Work required:
Extract each line where the string "Inmersión" shows up.

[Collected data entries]
-- start --

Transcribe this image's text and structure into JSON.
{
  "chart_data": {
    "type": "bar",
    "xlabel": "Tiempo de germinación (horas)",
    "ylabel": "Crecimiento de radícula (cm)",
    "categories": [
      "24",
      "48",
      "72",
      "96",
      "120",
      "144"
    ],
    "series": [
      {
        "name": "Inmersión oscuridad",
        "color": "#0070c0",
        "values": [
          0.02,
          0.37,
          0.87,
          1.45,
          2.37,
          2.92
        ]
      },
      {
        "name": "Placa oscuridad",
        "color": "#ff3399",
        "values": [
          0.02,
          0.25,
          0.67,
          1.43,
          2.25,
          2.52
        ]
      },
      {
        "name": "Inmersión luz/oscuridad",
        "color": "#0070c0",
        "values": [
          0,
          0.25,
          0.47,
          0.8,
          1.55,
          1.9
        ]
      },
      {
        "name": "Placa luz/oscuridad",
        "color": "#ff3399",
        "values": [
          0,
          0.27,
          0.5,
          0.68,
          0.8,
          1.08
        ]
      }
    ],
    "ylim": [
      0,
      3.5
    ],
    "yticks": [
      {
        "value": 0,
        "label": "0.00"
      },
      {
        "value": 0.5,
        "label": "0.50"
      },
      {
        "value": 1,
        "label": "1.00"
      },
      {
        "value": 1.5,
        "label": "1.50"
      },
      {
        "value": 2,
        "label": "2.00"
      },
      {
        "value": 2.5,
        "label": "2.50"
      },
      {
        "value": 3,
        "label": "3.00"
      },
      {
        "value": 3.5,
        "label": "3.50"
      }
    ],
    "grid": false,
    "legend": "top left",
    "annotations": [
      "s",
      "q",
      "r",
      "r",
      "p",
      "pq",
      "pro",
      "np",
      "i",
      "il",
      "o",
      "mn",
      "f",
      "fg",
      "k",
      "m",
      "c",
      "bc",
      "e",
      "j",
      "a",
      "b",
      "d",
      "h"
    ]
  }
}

-- end --

Final result:
        "name": "Inmersión oscuridad",
        "name": "Inmersión luz/oscuridad",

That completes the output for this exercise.